**Stated problem:**
Return all entries precisely as they stand, without the images.

-------- Records for the task --------

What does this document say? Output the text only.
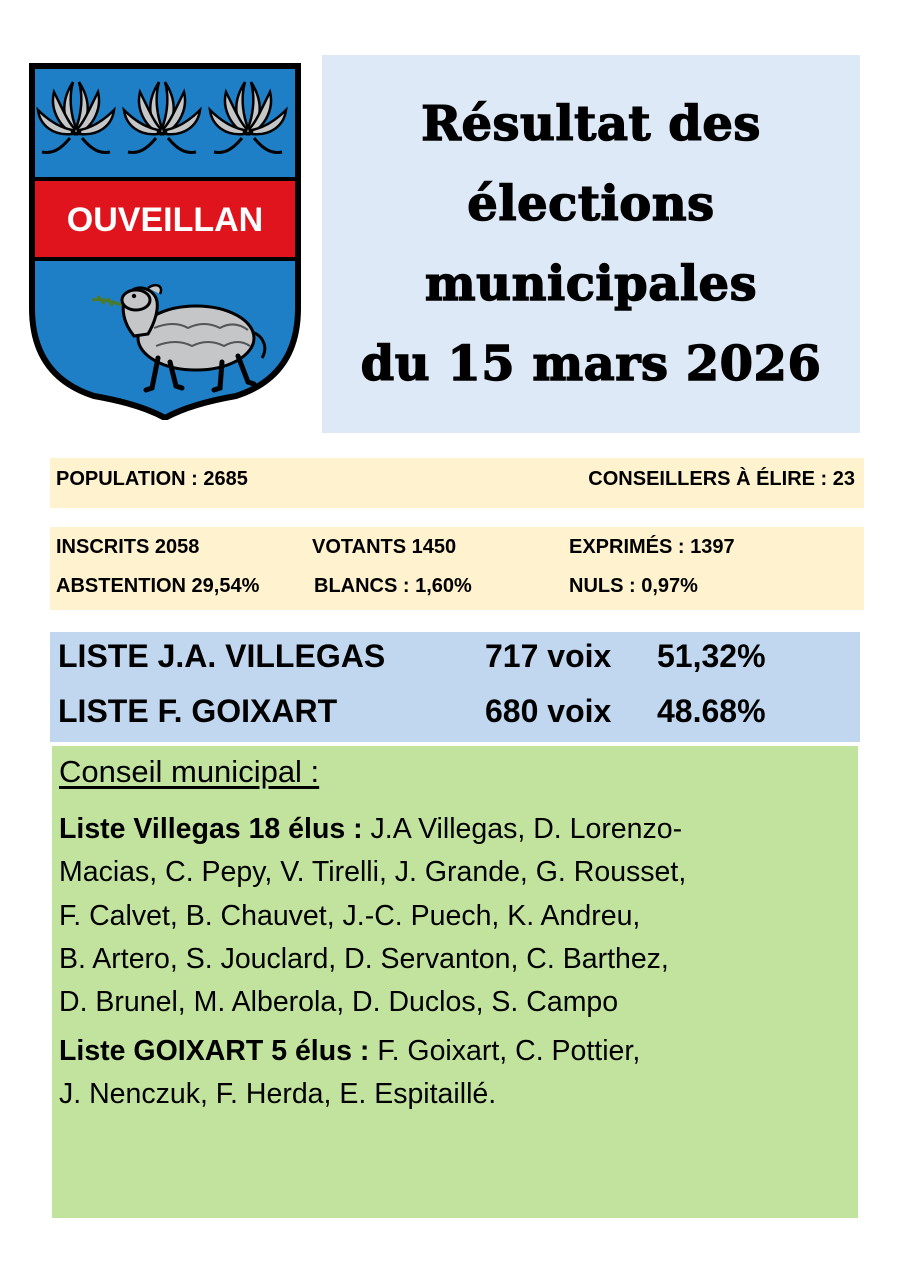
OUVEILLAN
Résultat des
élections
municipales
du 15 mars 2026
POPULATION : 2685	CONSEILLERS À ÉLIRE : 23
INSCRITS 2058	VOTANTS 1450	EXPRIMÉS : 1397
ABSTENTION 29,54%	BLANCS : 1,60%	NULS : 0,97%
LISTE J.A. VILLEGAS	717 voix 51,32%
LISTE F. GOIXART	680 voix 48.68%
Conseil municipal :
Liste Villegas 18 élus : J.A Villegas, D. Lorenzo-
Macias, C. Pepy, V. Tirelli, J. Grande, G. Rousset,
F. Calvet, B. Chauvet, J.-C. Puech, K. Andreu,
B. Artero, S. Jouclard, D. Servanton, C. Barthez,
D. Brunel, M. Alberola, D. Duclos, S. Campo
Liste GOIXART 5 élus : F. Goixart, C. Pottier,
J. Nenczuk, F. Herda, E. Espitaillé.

--------

**Full response:**
What does this document say? Output the text only.
OUVEILLAN
Résultat des
élections
municipales
du 15 mars 2026
POPULATION : 2685	CONSEILLERS À ÉLIRE : 23
INSCRITS 2058	VOTANTS 1450	EXPRIMÉS : 1397
ABSTENTION 29,54%	BLANCS : 1,60%	NULS : 0,97%
LISTE J.A. VILLEGAS	717 voix 51,32%
LISTE F. GOIXART	680 voix 48.68%
Conseil municipal :
Liste Villegas 18 élus : J.A Villegas, D. Lorenzo-
Macias, C. Pepy, V. Tirelli, J. Grande, G. Rousset,
F. Calvet, B. Chauvet, J.-C. Puech, K. Andreu,
B. Artero, S. Jouclard, D. Servanton, C. Barthez,
D. Brunel, M. Alberola, D. Duclos, S. Campo
Liste GOIXART 5 élus : F. Goixart, C. Pottier,
J. Nenczuk, F. Herda, E. Espitaillé.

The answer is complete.